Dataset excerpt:

^^^^^^^^^^^^^^^^

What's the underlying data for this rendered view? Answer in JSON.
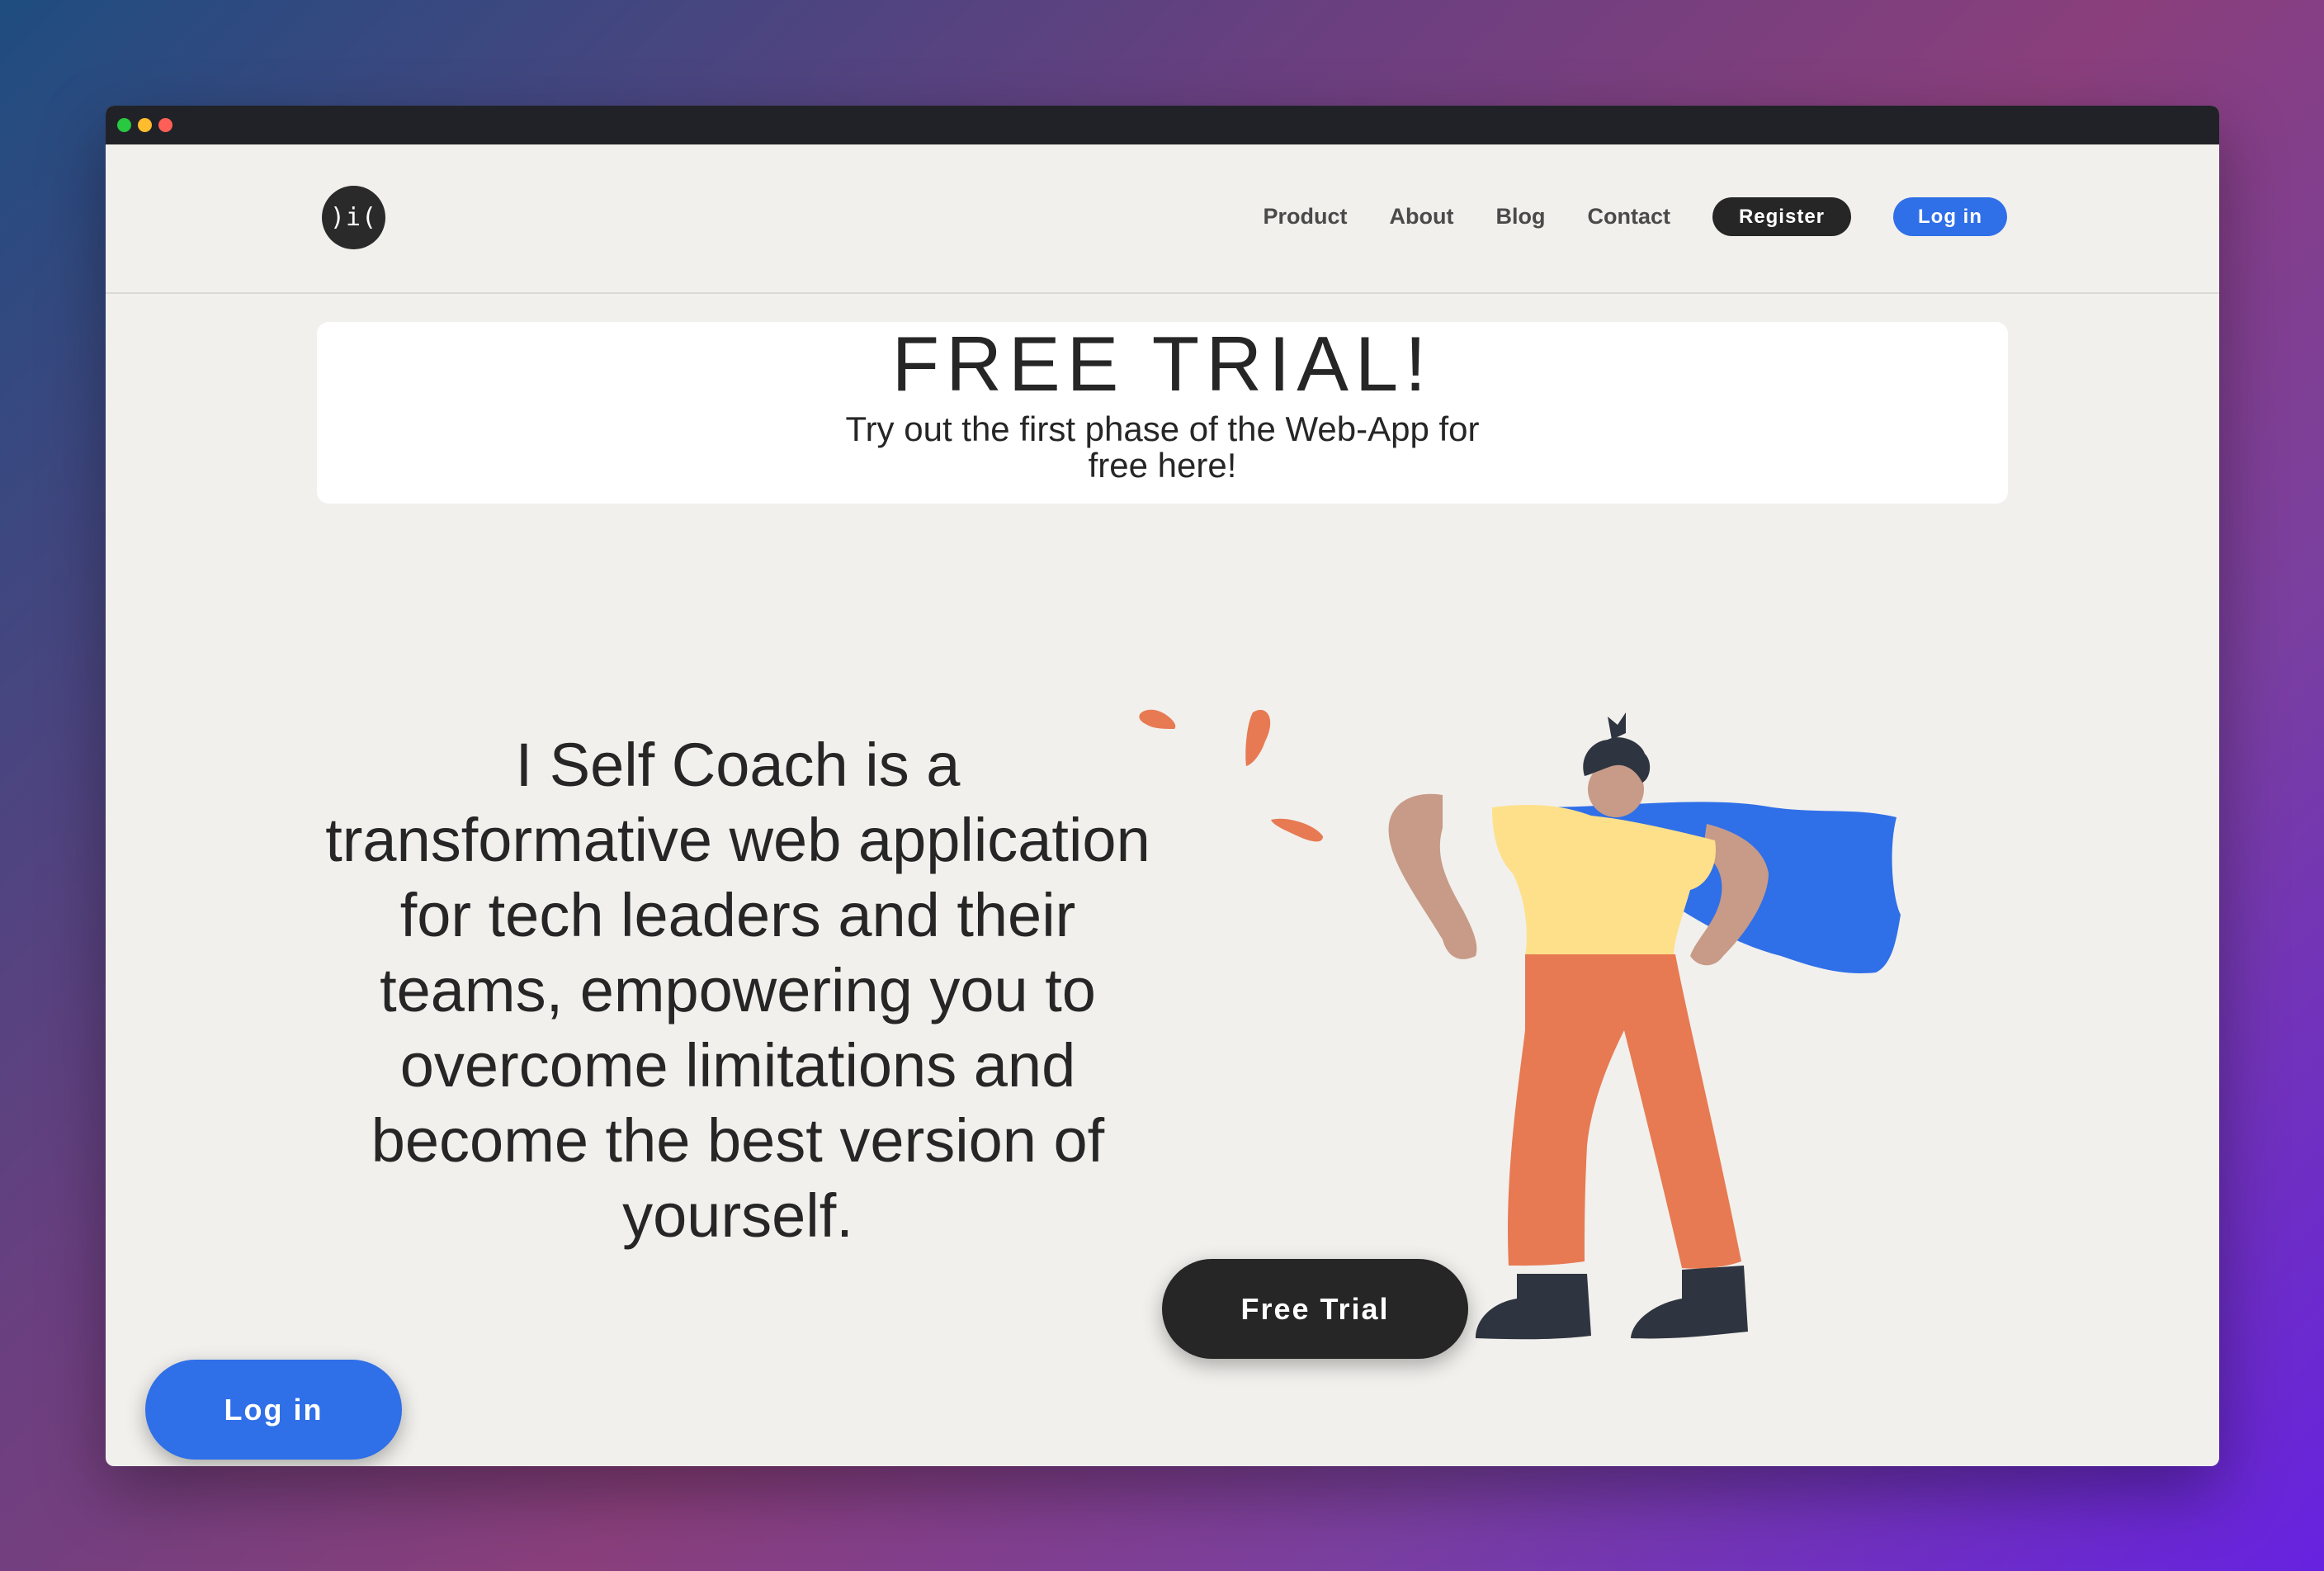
{
  "window": {
    "controls": [
      "close",
      "minimize",
      "maximize"
    ]
  },
  "header": {
    "logo_text": ")i(",
    "nav": [
      {
        "label": "Product"
      },
      {
        "label": "About"
      },
      {
        "label": "Blog"
      },
      {
        "label": "Contact"
      }
    ],
    "register_label": "Register",
    "login_label": "Log in"
  },
  "banner": {
    "title": "FREE TRIAL!",
    "subtitle": "Try out the first phase of the Web-App for free here!"
  },
  "hero": {
    "text": "I Self Coach is a transformative web application for tech leaders and their teams, empowering you to overcome limitations and become the best version of yourself.",
    "illustration": "superhero-woman-with-cape"
  },
  "cta": {
    "free_trial_label": "Free Trial",
    "floating_login_label": "Log in"
  },
  "colors": {
    "accent_blue": "#2f6fe8",
    "dark": "#262626",
    "page_bg": "#f1f0ed",
    "orange": "#e77a52",
    "yellow": "#fee08a",
    "skin": "#c79b87"
  }
}
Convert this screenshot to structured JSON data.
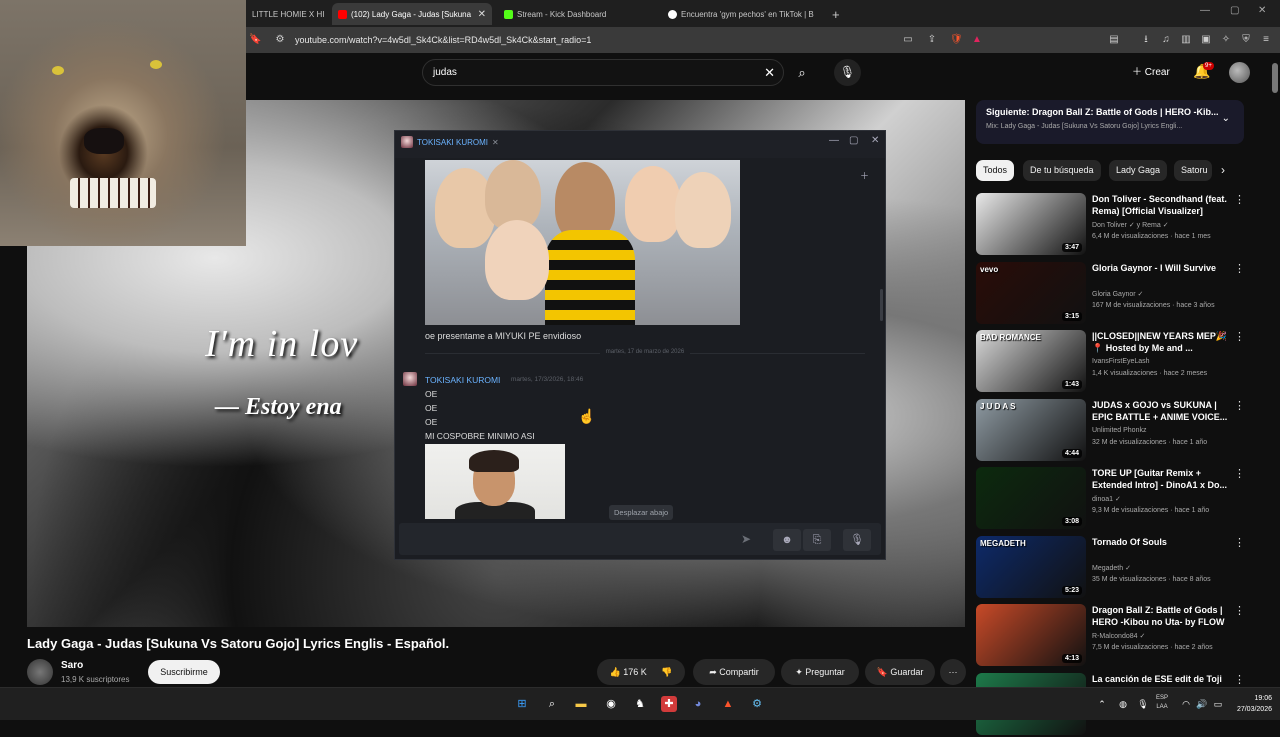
{
  "browser": {
    "tabs": [
      {
        "title": "LITTLE HOMIE X HI",
        "color": "#555"
      },
      {
        "title": "(102) Lady Gaga - Judas [Sukuna",
        "color": "#ff0000"
      },
      {
        "title": "Stream - Kick Dashboard",
        "color": "#53fc18"
      },
      {
        "title": "Encuentra 'gym pechos' en TikTok | B",
        "color": "#ffffff"
      }
    ],
    "new_tab": "+",
    "url": "youtube.com/watch?v=4w5dl_Sk4Ck&list=RD4w5dl_Sk4Ck&start_radio=1"
  },
  "youtube": {
    "search_value": "judas",
    "create_label": "Crear",
    "notif_count": "9+",
    "video": {
      "lyric_1": "I'm in lov",
      "lyric_2": "— Estoy ena",
      "title": "Lady Gaga - Judas [Sukuna Vs Satoru Gojo] Lyrics Englis - Español."
    },
    "channel": {
      "name": "Saro",
      "subs": "13,9 K suscriptores",
      "subscribe_label": "Suscribirme"
    },
    "actions": {
      "likes": "176 K",
      "share": "Compartir",
      "ask": "Preguntar",
      "save": "Guardar",
      "more": "···"
    },
    "next": {
      "title": "Siguiente: Dragon Ball Z: Battle of Gods | HERO -Kib...",
      "subtitle": "Mix: Lady Gaga - Judas [Sukuna Vs Satoru Gojo] Lyrics Engli..."
    },
    "chips": [
      "Todos",
      "De tu búsqueda",
      "Lady Gaga",
      "Satoru"
    ],
    "recommendations": [
      {
        "title": "Don Toliver - Secondhand (feat. Rema) [Official Visualizer]",
        "channel": "Don Toliver ✓ y Rema ✓",
        "meta": "6,4 M de visualizaciones · hace 1 mes",
        "duration": "3:47",
        "thumb": "#e9e9e9"
      },
      {
        "title": "Gloria Gaynor - I Will Survive",
        "channel": "Gloria Gaynor ✓",
        "meta": "167 M de visualizaciones · hace 3 años",
        "duration": "3:15",
        "thumb": "#2a0c08",
        "badge": "vevo"
      },
      {
        "title": "||CLOSED||NEW YEARS MEP🎉 📍 Hosted by Me and ...",
        "channel": "IvansFirstEyeLash",
        "meta": "1,4 K visualizaciones · hace 2 meses",
        "duration": "1:43",
        "thumb": "#d9d9d9",
        "badge": "BAD ROMANCE"
      },
      {
        "title": "JUDAS x GOJO vs SUKUNA | EPIC BATTLE + ANIME VOICE...",
        "channel": "Unlimited Phonkz",
        "meta": "32 M de visualizaciones · hace 1 año",
        "duration": "4:44",
        "thumb": "#8e9aa2",
        "badge": "J U D A S"
      },
      {
        "title": "TORE UP [Guitar Remix + Extended Intro] - DinoA1 x Do...",
        "channel": "dinoa1 ✓",
        "meta": "9,3 M de visualizaciones · hace 1 año",
        "duration": "3:08",
        "thumb": "#0c2a0e"
      },
      {
        "title": "Tornado Of Souls",
        "channel": "Megadeth ✓",
        "meta": "35 M de visualizaciones · hace 8 años",
        "duration": "5:23",
        "thumb": "#0d2a6a",
        "badge": "MEGADETH"
      },
      {
        "title": "Dragon Ball Z: Battle of Gods | HERO -Kibou no Uta- by FLOW ...",
        "channel": "R-Malcondo84 ✓",
        "meta": "7,5 M de visualizaciones · hace 2 años",
        "duration": "4:13",
        "thumb": "#c84a28"
      },
      {
        "title": "La canción de ESE edit de Toji",
        "channel": "",
        "meta": "",
        "duration": "",
        "thumb": "#1d7a4a"
      }
    ]
  },
  "steam_chat": {
    "tab_name": "TOKISAKI KUROMI",
    "caption_1": "oe presentame a MIYUKI PE envidioso",
    "date_separator": "martes, 17 de marzo de 2026",
    "sender": "TOKISAKI KUROMI",
    "time": "martes, 17/3/2026, 18:46",
    "lines": [
      "OE",
      "OE",
      "OE",
      "MI COSPOBRE MINIMO ASI"
    ],
    "scroll_down": "Desplazar abajo"
  },
  "taskbar": {
    "lang": "ESP\nLAA",
    "time": "19:06",
    "date": "27/03/2026"
  }
}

^^^^^^^^^^^^^^^^

Write out all the entries word for word, but skip any images.

_FINISHED EXERCISE_
What's the underlying data for this rendered view? Answer in JSON.
{
  "window": {
    "controls": [
      "close",
      "minimize",
      "maximize"
    ]
  },
  "header": {
    "logo_text": ")i(",
    "nav": [
      {
        "label": "Product"
      },
      {
        "label": "About"
      },
      {
        "label": "Blog"
      },
      {
        "label": "Contact"
      }
    ],
    "register_label": "Register",
    "login_label": "Log in"
  },
  "banner": {
    "title": "FREE TRIAL!",
    "subtitle": "Try out the first phase of the Web-App for free here!"
  },
  "hero": {
    "text": "I Self Coach is a transformative web application for tech leaders and their teams, empowering you to overcome limitations and become the best version of yourself.",
    "illustration": "superhero-woman-with-cape"
  },
  "cta": {
    "free_trial_label": "Free Trial",
    "floating_login_label": "Log in"
  },
  "colors": {
    "accent_blue": "#2f6fe8",
    "dark": "#262626",
    "page_bg": "#f1f0ed",
    "orange": "#e77a52",
    "yellow": "#fee08a",
    "skin": "#c79b87"
  }
}
Convert this screenshot to structured JSON data.
{
  "browser": {
    "tabs": [
      {
        "title": "LITTLE HOMIE X HI",
        "color": "#555"
      },
      {
        "title": "(102) Lady Gaga - Judas [Sukuna",
        "color": "#ff0000"
      },
      {
        "title": "Stream - Kick Dashboard",
        "color": "#53fc18"
      },
      {
        "title": "Encuentra 'gym pechos' en TikTok | B",
        "color": "#ffffff"
      }
    ],
    "new_tab": "+",
    "url": "youtube.com/watch?v=4w5dl_Sk4Ck&list=RD4w5dl_Sk4Ck&start_radio=1"
  },
  "youtube": {
    "search_value": "judas",
    "create_label": "Crear",
    "notif_count": "9+",
    "video": {
      "lyric_1": "I'm in lov",
      "lyric_2": "— Estoy ena",
      "title": "Lady Gaga - Judas [Sukuna Vs Satoru Gojo] Lyrics Englis - Español."
    },
    "channel": {
      "name": "Saro",
      "subs": "13,9 K suscriptores",
      "subscribe_label": "Suscribirme"
    },
    "actions": {
      "likes": "176 K",
      "share": "Compartir",
      "ask": "Preguntar",
      "save": "Guardar",
      "more": "···"
    },
    "next": {
      "title": "Siguiente: Dragon Ball Z: Battle of Gods | HERO -Kib...",
      "subtitle": "Mix: Lady Gaga - Judas [Sukuna Vs Satoru Gojo] Lyrics Engli..."
    },
    "chips": [
      "Todos",
      "De tu búsqueda",
      "Lady Gaga",
      "Satoru"
    ],
    "recommendations": [
      {
        "title": "Don Toliver - Secondhand (feat. Rema) [Official Visualizer]",
        "channel": "Don Toliver ✓ y Rema ✓",
        "meta": "6,4 M de visualizaciones · hace 1 mes",
        "duration": "3:47",
        "thumb": "#e9e9e9"
      },
      {
        "title": "Gloria Gaynor - I Will Survive",
        "channel": "Gloria Gaynor ✓",
        "meta": "167 M de visualizaciones · hace 3 años",
        "duration": "3:15",
        "thumb": "#2a0c08",
        "badge": "vevo"
      },
      {
        "title": "||CLOSED||NEW YEARS MEP🎉 📍 Hosted by Me and ...",
        "channel": "IvansFirstEyeLash",
        "meta": "1,4 K visualizaciones · hace 2 meses",
        "duration": "1:43",
        "thumb": "#d9d9d9",
        "badge": "BAD ROMANCE"
      },
      {
        "title": "JUDAS x GOJO vs SUKUNA | EPIC BATTLE + ANIME VOICE...",
        "channel": "Unlimited Phonkz",
        "meta": "32 M de visualizaciones · hace 1 año",
        "duration": "4:44",
        "thumb": "#8e9aa2",
        "badge": "J U D A S"
      },
      {
        "title": "TORE UP [Guitar Remix + Extended Intro] - DinoA1 x Do...",
        "channel": "dinoa1 ✓",
        "meta": "9,3 M de visualizaciones · hace 1 año",
        "duration": "3:08",
        "thumb": "#0c2a0e"
      },
      {
        "title": "Tornado Of Souls",
        "channel": "Megadeth ✓",
        "meta": "35 M de visualizaciones · hace 8 años",
        "duration": "5:23",
        "thumb": "#0d2a6a",
        "badge": "MEGADETH"
      },
      {
        "title": "Dragon Ball Z: Battle of Gods | HERO -Kibou no Uta- by FLOW ...",
        "channel": "R-Malcondo84 ✓",
        "meta": "7,5 M de visualizaciones · hace 2 años",
        "duration": "4:13",
        "thumb": "#c84a28"
      },
      {
        "title": "La canción de ESE edit de Toji",
        "channel": "",
        "meta": "",
        "duration": "",
        "thumb": "#1d7a4a"
      }
    ]
  },
  "steam_chat": {
    "tab_name": "TOKISAKI KUROMI",
    "caption_1": "oe presentame a MIYUKI PE envidioso",
    "date_separator": "martes, 17 de marzo de 2026",
    "sender": "TOKISAKI KUROMI",
    "time": "martes, 17/3/2026, 18:46",
    "lines": [
      "OE",
      "OE",
      "OE",
      "MI COSPOBRE MINIMO ASI"
    ],
    "scroll_down": "Desplazar abajo"
  },
  "taskbar": {
    "lang": "ESP\nLAA",
    "time": "19:06",
    "date": "27/03/2026"
  }
}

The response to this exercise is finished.